▸ Directions for this task: Reproduce every entry in the listing without alteration.

▸ Record excerpts:
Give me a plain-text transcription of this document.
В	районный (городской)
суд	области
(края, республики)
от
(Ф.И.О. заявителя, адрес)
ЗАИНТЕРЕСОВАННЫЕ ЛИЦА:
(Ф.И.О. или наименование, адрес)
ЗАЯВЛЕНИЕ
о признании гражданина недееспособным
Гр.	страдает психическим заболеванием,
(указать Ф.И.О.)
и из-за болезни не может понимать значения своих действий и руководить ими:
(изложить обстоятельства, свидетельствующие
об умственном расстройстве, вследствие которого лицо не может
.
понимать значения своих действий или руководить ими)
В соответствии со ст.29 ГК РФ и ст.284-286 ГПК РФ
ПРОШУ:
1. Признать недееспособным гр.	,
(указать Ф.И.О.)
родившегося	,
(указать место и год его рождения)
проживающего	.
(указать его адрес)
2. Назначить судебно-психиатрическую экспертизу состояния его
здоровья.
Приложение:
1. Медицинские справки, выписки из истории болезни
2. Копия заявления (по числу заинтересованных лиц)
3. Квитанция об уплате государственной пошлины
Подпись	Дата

▸ Reply to the exercise:
Give me a plain-text transcription of this document.
В	районный (городской)
суд	области
(края, республики)
от
(Ф.И.О. заявителя, адрес)
ЗАИНТЕРЕСОВАННЫЕ ЛИЦА:
(Ф.И.О. или наименование, адрес)
ЗАЯВЛЕНИЕ
о признании гражданина недееспособным
Гр.	страдает психическим заболеванием,
(указать Ф.И.О.)
и из-за болезни не может понимать значения своих действий и руководить ими:
(изложить обстоятельства, свидетельствующие
об умственном расстройстве, вследствие которого лицо не может
.
понимать значения своих действий или руководить ими)
В соответствии со ст.29 ГК РФ и ст.284-286 ГПК РФ
ПРОШУ:
1. Признать недееспособным гр.	,
(указать Ф.И.О.)
родившегося	,
(указать место и год его рождения)
проживающего	.
(указать его адрес)
2. Назначить судебно-психиатрическую экспертизу состояния его
здоровья.
Приложение:
1. Медицинские справки, выписки из истории болезни
2. Копия заявления (по числу заинтересованных лиц)
3. Квитанция об уплате государственной пошлины
Подпись	Дата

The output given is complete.